++++ Listing ++++

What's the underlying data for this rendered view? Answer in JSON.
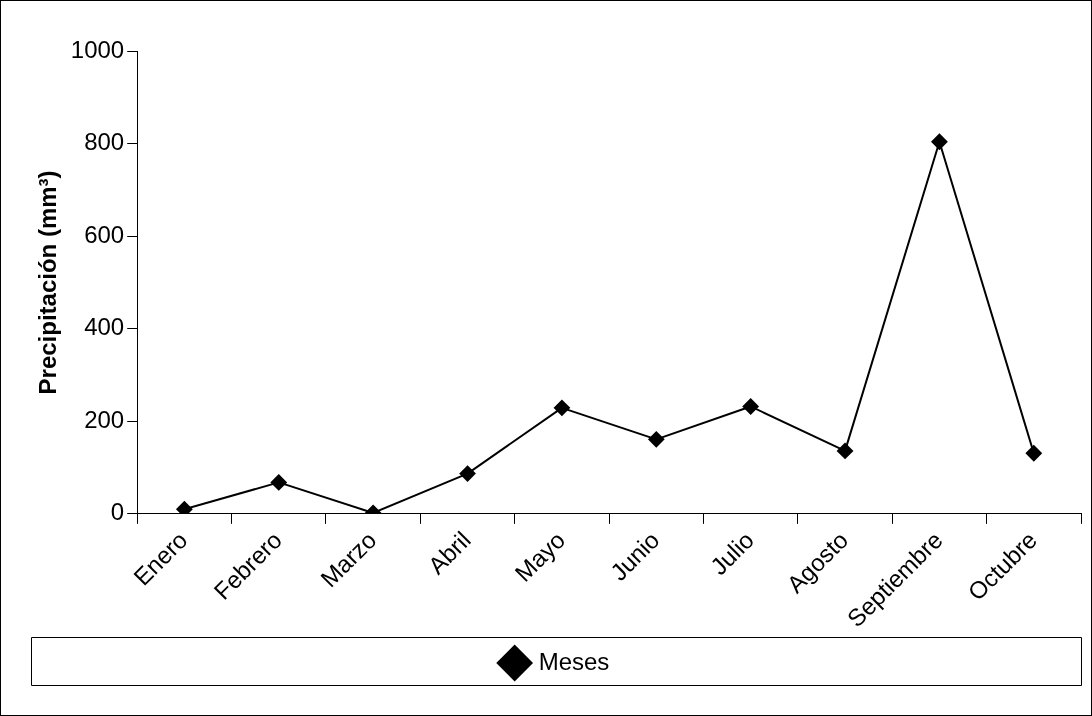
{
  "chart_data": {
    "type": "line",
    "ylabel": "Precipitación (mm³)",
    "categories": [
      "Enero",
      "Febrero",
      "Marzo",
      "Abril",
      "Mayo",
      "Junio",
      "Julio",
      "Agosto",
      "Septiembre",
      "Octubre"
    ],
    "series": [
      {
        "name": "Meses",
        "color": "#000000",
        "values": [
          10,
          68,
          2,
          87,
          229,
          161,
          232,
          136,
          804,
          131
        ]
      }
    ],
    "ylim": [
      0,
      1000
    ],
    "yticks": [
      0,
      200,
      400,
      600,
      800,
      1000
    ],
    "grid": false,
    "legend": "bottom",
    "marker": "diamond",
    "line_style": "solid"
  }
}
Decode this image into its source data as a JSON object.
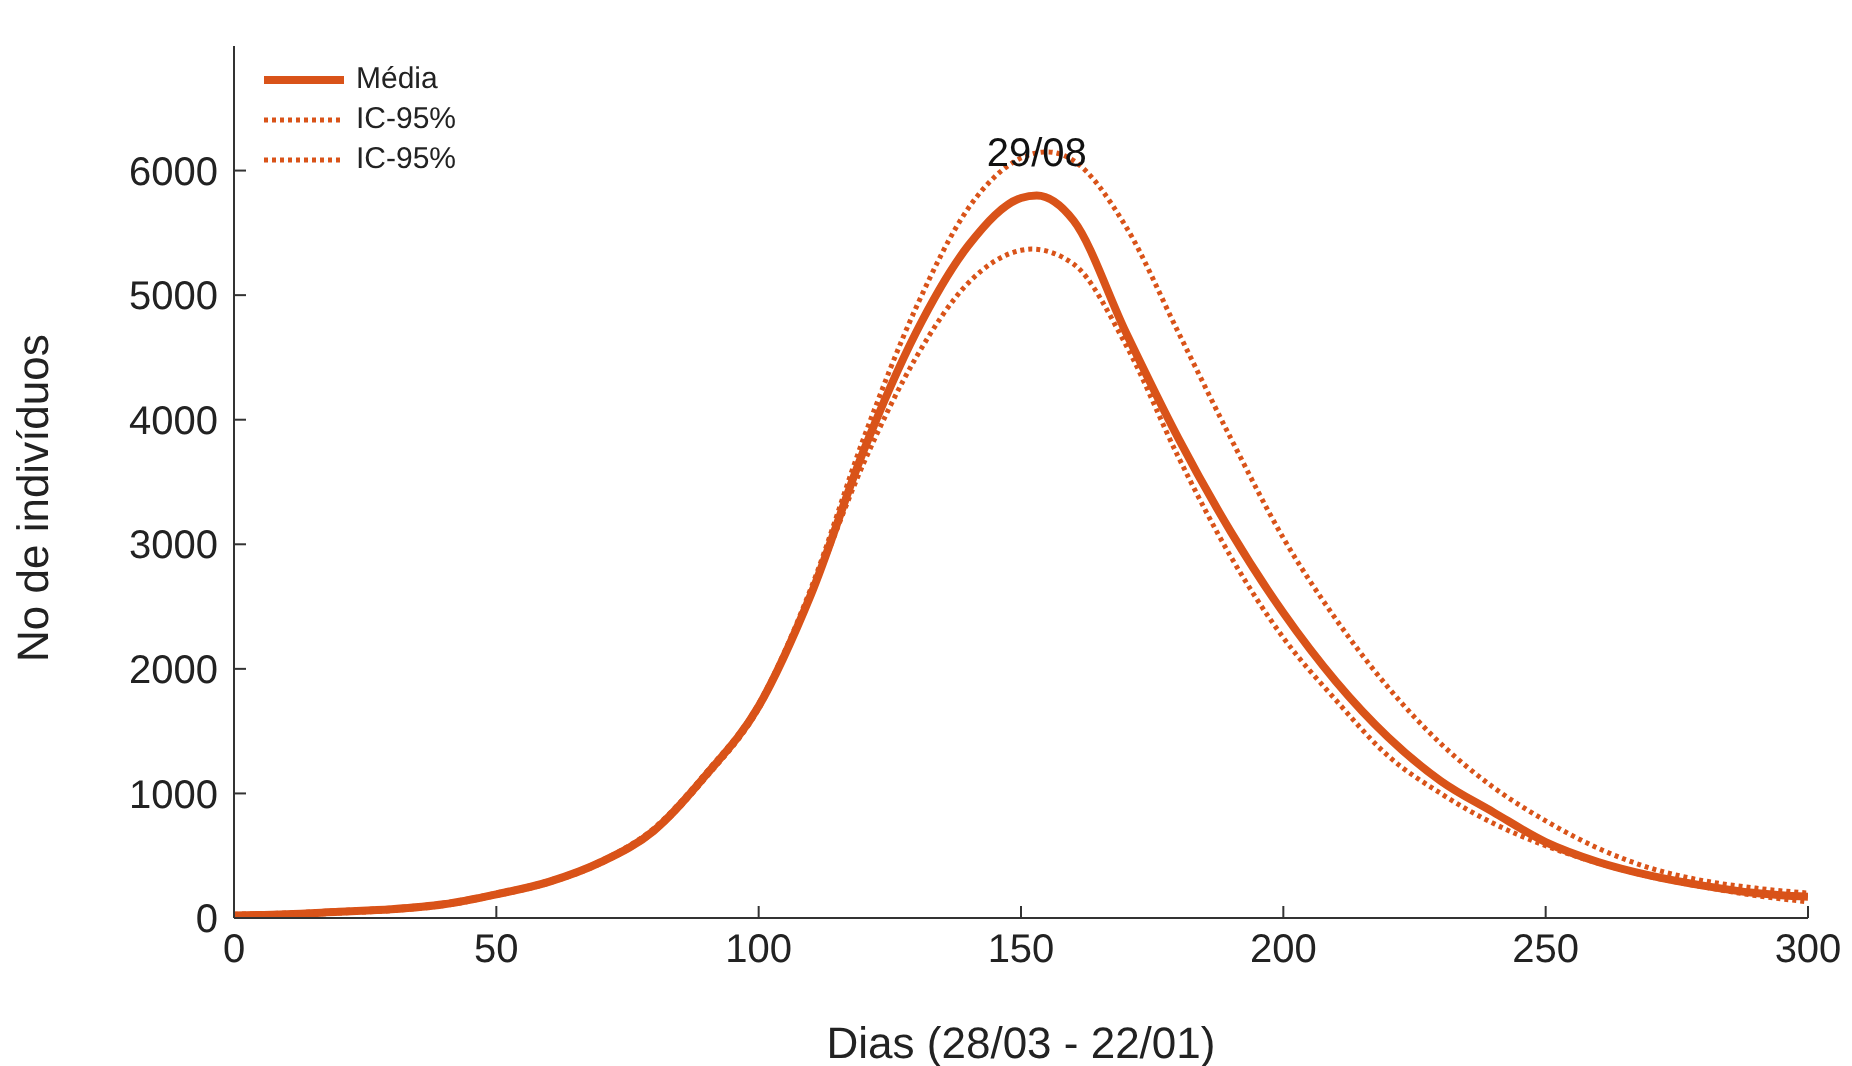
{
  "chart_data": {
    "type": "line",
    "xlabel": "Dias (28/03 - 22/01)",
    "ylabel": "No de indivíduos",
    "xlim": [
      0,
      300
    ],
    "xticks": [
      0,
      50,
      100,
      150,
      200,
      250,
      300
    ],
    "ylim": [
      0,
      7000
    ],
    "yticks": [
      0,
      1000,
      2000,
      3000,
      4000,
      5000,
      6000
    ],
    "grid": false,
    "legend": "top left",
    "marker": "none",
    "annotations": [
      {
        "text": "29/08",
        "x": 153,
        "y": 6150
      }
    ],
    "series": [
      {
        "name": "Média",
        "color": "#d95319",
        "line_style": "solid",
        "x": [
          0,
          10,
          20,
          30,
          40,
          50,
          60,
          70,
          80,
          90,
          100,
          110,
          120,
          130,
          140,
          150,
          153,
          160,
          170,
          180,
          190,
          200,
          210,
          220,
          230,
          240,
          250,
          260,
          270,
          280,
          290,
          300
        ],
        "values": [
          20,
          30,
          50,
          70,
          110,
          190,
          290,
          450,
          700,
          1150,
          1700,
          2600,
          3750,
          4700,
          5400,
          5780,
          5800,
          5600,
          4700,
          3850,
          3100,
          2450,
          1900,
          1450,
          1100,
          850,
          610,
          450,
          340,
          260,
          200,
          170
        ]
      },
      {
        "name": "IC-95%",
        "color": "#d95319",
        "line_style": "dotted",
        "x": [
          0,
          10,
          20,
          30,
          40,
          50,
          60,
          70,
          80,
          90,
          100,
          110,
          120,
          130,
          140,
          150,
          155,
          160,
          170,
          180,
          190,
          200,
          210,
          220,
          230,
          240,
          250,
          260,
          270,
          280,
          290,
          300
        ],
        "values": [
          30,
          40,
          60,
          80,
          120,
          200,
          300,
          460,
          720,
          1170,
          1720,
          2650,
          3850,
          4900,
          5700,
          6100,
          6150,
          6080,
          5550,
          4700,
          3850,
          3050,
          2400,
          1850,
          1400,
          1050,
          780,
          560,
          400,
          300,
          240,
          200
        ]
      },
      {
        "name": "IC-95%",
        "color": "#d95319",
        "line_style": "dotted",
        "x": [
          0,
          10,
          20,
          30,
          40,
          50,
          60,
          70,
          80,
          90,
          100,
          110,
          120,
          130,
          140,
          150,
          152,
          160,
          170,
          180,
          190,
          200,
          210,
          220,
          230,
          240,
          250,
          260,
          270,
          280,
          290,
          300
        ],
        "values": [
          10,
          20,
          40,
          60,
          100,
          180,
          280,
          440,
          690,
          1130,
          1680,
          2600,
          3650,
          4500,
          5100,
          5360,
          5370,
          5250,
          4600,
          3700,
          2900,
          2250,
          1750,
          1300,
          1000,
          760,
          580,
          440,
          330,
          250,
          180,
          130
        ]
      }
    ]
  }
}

++++
++++ Listing ++++

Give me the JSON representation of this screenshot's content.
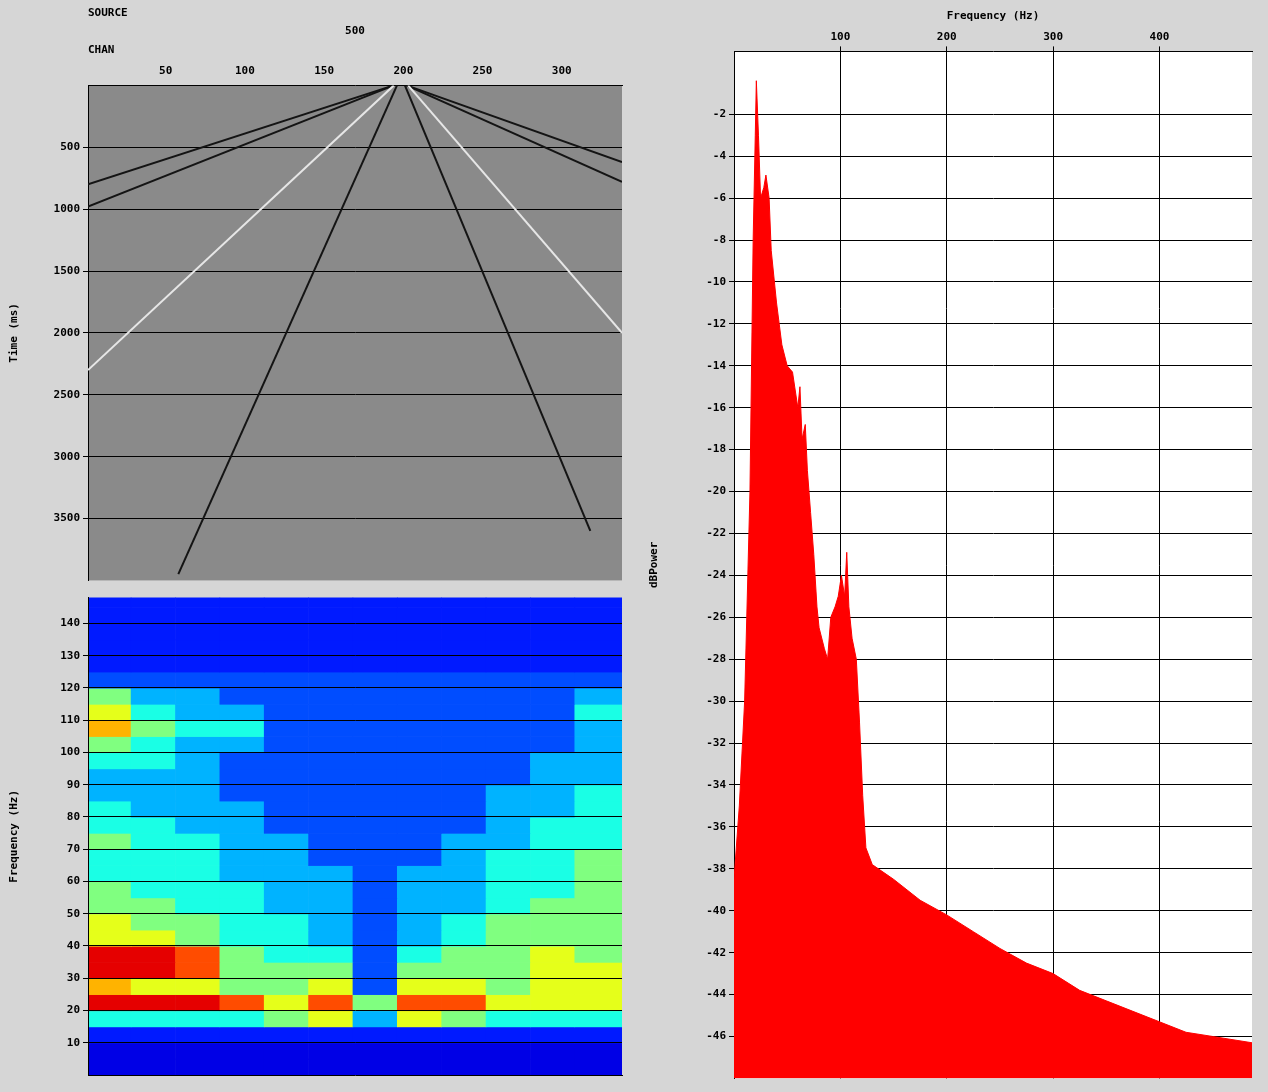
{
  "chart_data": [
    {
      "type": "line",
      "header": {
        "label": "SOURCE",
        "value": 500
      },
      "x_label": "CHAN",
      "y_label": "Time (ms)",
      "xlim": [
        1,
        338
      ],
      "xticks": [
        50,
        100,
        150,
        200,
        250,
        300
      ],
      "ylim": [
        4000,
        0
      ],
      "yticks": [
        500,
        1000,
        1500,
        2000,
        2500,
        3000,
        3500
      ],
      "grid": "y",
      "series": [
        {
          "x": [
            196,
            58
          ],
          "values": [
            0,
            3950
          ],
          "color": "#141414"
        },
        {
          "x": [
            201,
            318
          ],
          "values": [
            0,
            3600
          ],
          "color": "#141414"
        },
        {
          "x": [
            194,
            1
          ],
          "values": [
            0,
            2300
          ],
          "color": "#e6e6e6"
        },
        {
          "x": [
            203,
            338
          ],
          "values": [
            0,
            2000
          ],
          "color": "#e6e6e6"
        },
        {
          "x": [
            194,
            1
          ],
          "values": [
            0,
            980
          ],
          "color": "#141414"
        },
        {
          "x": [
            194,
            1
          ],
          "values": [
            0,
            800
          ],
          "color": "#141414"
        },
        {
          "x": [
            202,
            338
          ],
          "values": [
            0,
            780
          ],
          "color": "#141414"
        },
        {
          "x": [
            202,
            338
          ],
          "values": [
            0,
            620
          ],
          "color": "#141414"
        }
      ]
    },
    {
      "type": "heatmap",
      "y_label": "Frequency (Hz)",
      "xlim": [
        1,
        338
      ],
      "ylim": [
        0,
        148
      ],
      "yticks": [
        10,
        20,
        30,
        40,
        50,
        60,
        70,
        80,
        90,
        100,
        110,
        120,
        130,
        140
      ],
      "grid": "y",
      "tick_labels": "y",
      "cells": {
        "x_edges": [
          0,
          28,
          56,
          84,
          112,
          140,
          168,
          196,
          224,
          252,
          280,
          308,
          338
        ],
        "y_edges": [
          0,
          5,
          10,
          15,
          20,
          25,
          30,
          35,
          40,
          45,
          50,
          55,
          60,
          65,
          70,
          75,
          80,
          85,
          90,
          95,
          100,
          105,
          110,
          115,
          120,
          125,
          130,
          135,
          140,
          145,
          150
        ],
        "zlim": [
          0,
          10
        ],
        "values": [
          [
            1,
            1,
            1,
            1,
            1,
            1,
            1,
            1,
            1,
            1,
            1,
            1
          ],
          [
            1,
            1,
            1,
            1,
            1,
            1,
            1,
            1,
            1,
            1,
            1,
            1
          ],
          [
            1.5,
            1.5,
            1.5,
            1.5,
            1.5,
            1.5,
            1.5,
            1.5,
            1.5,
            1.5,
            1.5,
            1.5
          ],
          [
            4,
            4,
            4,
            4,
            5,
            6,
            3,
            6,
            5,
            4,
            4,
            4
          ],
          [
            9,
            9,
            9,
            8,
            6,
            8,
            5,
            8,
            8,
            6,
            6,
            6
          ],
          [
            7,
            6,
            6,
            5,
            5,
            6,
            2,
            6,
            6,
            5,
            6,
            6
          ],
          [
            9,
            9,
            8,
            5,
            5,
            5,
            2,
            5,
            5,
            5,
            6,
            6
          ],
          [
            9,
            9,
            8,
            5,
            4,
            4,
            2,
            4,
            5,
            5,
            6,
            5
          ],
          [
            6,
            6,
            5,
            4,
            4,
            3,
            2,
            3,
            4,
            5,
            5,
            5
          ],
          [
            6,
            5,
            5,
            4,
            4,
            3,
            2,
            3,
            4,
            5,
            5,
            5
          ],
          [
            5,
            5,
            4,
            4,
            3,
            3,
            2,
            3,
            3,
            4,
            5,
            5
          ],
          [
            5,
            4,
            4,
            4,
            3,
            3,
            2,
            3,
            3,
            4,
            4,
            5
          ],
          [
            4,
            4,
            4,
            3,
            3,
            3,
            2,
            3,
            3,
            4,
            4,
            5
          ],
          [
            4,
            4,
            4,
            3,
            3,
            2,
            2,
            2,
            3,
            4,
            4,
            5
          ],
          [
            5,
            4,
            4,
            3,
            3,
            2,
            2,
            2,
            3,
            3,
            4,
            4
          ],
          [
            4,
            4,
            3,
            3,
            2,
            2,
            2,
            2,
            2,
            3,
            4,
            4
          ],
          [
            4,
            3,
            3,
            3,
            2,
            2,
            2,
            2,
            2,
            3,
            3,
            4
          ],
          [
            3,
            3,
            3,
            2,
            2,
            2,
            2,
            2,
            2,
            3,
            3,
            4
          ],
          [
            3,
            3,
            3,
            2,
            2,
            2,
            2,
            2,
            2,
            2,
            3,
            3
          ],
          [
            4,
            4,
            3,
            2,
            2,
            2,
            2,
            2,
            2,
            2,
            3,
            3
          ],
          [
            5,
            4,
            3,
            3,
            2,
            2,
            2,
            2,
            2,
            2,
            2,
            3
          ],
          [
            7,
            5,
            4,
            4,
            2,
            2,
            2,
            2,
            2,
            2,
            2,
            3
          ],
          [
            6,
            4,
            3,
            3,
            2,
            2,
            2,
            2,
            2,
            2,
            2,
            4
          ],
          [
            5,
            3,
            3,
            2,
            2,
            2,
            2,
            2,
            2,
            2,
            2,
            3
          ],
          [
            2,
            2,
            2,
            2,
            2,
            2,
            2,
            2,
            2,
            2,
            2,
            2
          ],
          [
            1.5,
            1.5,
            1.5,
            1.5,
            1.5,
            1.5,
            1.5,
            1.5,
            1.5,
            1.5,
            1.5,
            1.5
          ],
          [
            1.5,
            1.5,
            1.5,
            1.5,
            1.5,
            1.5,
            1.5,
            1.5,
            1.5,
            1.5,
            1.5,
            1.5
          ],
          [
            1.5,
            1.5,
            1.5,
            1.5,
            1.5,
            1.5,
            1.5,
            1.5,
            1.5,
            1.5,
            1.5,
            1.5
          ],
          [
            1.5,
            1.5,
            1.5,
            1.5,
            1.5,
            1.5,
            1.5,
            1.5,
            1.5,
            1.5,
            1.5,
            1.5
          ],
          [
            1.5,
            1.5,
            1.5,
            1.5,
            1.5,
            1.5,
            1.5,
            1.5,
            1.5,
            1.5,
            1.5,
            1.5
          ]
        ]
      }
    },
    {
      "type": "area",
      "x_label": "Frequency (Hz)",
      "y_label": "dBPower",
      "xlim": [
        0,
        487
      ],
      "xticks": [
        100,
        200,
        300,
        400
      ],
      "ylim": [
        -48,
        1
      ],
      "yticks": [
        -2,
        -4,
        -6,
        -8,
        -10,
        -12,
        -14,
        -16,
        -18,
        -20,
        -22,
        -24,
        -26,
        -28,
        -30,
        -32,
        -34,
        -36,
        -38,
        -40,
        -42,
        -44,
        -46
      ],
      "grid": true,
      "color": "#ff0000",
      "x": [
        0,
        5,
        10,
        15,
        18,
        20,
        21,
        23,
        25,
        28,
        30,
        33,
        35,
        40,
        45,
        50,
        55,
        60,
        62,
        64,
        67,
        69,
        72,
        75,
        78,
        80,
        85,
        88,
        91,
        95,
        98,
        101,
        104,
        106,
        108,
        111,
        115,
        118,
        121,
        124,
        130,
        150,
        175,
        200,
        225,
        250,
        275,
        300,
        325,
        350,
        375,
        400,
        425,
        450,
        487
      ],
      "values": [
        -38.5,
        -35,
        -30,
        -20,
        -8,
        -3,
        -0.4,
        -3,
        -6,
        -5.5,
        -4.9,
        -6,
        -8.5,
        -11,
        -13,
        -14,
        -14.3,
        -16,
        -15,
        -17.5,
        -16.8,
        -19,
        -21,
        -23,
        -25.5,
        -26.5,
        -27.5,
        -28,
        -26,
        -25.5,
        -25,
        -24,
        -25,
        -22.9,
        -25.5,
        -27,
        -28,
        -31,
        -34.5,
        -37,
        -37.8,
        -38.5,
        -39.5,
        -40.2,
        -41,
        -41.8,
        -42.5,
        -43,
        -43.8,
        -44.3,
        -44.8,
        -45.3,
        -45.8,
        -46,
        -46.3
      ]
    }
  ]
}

++++

## What is required
Above are some records. Count the lines among them with the word "this", and answer with the number only.

## Correct result
3